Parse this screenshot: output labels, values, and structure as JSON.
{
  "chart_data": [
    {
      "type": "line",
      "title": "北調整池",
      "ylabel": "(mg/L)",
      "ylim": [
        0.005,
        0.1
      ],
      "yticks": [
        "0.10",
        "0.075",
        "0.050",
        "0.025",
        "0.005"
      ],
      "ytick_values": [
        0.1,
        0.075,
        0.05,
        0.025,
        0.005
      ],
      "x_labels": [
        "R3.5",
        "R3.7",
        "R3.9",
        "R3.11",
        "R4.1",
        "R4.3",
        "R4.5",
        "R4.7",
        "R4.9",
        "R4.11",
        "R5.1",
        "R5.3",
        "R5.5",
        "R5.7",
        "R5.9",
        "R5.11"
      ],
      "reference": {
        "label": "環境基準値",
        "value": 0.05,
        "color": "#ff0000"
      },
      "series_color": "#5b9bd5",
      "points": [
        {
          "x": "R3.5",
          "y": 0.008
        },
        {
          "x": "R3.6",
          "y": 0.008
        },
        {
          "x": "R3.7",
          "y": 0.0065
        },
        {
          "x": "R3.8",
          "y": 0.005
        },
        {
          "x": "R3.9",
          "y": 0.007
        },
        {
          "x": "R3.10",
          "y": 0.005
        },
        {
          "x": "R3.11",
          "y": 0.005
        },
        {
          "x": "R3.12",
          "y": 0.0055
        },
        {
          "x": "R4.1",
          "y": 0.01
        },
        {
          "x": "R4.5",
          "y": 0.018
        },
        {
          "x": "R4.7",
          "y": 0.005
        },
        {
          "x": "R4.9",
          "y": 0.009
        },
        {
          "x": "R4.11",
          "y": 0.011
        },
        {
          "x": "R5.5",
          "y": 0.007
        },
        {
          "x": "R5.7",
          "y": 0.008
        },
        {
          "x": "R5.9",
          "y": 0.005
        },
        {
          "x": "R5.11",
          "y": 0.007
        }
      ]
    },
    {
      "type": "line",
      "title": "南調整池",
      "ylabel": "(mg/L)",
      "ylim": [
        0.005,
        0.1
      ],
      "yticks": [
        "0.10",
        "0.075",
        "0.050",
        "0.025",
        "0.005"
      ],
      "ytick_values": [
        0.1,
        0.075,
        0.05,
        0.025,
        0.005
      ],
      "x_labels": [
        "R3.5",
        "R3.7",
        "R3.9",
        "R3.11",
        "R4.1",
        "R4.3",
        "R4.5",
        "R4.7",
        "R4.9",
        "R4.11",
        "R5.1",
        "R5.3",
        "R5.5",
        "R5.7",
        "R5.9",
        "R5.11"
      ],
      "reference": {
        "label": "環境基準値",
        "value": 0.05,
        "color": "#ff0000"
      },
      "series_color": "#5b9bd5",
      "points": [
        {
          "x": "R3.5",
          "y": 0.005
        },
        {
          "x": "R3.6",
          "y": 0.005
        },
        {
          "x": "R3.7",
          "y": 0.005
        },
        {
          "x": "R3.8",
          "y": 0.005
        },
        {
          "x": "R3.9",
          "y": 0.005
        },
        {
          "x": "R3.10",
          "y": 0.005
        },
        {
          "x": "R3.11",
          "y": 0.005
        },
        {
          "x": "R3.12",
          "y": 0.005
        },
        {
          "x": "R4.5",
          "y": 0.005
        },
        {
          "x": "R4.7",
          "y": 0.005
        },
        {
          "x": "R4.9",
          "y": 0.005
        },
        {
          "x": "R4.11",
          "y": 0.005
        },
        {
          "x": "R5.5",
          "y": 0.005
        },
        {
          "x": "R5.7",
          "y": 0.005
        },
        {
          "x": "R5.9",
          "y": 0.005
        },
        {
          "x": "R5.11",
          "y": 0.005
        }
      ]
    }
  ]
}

============================================================

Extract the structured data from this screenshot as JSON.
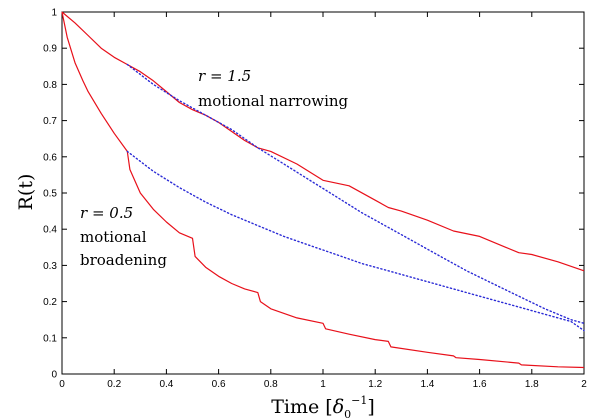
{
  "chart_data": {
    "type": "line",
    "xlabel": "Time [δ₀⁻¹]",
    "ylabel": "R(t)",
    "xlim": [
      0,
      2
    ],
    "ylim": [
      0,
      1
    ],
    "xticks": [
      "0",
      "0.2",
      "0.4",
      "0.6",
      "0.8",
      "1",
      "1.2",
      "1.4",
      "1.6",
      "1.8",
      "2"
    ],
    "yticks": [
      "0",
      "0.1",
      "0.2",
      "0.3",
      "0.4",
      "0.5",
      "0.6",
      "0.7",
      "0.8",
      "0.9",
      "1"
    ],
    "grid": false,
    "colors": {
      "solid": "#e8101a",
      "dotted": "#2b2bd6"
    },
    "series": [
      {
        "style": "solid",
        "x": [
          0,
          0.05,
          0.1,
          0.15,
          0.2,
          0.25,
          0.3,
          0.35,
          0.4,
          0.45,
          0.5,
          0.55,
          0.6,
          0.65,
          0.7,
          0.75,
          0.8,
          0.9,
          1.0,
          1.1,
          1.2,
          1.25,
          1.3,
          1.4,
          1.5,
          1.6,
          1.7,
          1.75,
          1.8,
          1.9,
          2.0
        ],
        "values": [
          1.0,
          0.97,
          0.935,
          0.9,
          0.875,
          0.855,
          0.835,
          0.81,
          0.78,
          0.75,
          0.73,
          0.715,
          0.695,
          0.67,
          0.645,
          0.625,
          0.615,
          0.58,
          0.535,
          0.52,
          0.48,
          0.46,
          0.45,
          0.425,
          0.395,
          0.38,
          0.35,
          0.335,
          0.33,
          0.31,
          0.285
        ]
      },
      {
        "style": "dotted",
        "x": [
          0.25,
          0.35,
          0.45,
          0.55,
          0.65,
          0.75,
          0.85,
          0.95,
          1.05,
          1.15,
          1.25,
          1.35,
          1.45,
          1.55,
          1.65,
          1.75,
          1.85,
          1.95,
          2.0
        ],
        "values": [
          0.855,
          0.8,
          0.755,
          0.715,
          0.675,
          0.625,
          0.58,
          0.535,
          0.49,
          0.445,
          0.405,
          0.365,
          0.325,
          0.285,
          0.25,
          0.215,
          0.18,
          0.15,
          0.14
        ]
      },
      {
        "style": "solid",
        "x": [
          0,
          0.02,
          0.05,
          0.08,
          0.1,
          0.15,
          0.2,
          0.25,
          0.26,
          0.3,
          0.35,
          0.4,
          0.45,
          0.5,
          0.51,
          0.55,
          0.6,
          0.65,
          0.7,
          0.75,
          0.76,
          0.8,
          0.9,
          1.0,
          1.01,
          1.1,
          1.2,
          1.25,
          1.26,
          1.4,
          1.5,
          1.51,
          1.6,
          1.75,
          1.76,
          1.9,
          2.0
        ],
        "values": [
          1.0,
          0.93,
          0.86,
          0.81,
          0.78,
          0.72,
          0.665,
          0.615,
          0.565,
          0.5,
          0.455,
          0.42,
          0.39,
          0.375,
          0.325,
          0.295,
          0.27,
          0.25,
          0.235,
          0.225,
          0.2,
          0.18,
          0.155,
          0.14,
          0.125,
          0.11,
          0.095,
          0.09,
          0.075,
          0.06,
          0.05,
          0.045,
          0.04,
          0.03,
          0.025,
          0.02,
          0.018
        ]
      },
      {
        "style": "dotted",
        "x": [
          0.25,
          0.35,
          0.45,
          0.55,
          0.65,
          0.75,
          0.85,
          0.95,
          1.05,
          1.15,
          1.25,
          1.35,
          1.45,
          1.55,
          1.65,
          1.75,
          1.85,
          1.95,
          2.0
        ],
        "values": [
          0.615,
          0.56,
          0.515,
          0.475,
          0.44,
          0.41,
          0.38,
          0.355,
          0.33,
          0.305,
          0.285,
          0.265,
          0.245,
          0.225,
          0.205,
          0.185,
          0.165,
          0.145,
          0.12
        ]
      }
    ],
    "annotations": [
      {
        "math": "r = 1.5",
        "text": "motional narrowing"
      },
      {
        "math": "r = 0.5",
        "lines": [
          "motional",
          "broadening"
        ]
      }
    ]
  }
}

============================================================

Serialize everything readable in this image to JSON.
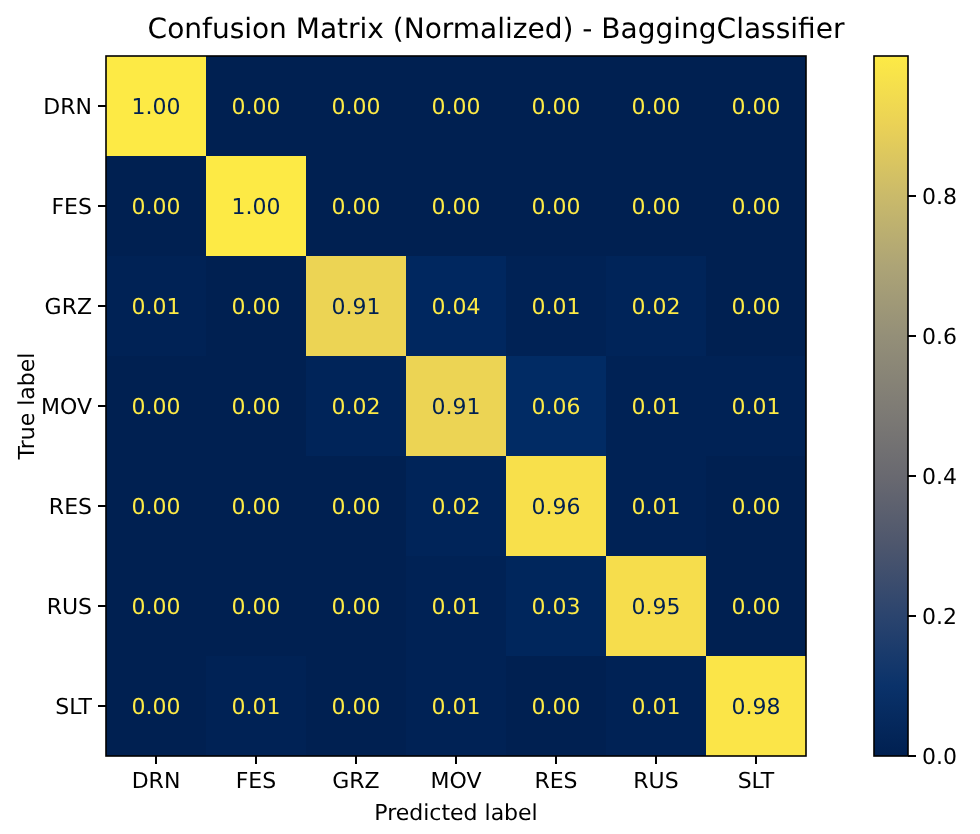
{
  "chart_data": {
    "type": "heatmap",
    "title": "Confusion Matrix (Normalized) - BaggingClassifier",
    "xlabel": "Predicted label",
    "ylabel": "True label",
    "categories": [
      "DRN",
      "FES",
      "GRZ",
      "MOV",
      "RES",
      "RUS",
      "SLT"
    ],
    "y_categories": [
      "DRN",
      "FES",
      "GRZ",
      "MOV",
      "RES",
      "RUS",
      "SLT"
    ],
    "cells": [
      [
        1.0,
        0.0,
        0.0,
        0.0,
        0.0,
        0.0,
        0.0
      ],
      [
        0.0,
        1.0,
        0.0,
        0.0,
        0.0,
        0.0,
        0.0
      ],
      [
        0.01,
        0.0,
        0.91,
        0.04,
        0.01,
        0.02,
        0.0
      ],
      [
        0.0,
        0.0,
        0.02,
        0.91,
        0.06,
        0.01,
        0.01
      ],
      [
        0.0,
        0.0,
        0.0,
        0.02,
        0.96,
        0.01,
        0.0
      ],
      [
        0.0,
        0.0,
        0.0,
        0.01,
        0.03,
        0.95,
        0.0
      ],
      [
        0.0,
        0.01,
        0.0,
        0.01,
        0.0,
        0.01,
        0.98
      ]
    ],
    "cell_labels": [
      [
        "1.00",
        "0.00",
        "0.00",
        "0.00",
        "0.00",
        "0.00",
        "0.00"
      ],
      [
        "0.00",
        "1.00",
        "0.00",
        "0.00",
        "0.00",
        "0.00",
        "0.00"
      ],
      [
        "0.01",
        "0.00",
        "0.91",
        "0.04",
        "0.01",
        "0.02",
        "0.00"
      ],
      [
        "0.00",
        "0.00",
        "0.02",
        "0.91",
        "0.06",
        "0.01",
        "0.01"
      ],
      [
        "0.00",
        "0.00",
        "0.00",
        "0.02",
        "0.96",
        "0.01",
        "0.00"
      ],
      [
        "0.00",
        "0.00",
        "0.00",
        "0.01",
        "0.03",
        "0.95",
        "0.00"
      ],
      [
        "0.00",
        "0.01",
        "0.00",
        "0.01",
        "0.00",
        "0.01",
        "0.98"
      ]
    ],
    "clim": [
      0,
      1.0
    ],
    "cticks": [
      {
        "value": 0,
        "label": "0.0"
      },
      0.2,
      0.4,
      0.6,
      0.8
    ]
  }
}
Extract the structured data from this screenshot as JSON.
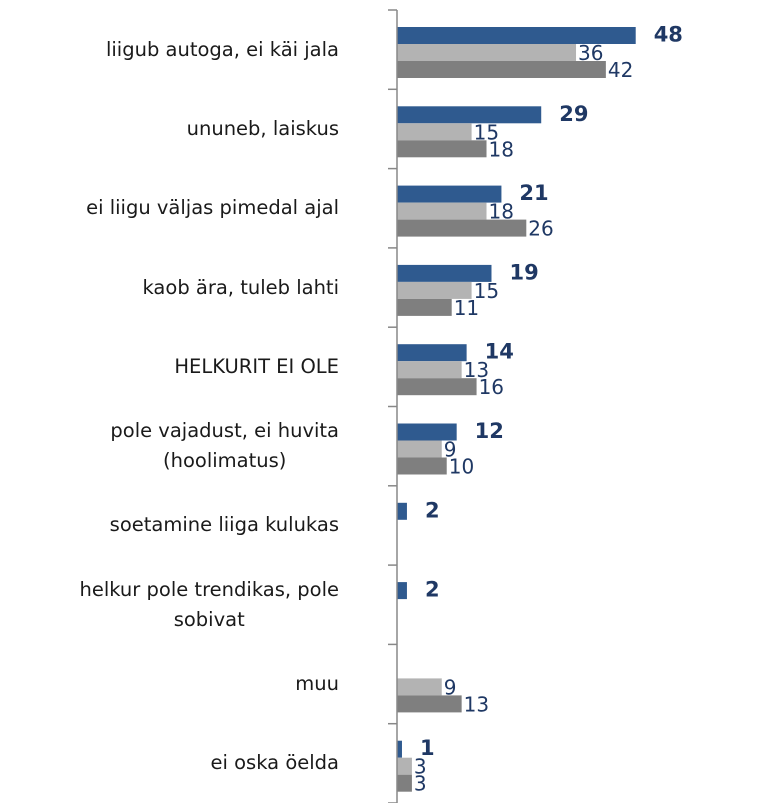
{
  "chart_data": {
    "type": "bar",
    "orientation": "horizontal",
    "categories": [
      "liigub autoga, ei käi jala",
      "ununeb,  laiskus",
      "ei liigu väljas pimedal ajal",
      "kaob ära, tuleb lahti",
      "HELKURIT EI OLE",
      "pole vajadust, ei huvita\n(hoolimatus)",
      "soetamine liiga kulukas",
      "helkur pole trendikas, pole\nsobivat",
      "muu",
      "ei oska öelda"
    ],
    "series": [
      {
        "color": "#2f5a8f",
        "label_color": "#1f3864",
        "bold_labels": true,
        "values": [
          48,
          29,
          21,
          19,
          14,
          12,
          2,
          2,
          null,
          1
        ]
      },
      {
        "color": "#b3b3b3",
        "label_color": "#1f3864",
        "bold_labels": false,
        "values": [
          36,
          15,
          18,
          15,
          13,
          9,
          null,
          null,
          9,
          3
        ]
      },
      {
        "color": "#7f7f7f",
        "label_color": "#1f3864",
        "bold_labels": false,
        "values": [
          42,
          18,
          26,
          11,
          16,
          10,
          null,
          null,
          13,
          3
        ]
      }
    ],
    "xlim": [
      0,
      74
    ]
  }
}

============================================================

● **WORK REQUIRED**:
Show all lines from the listing above in which "pole" appears.

● **THE RESPONSE**:
      "pole vajadust, ei huvita\n(hoolimatus)",
      "helkur pole trendikas, pole\nsobivat",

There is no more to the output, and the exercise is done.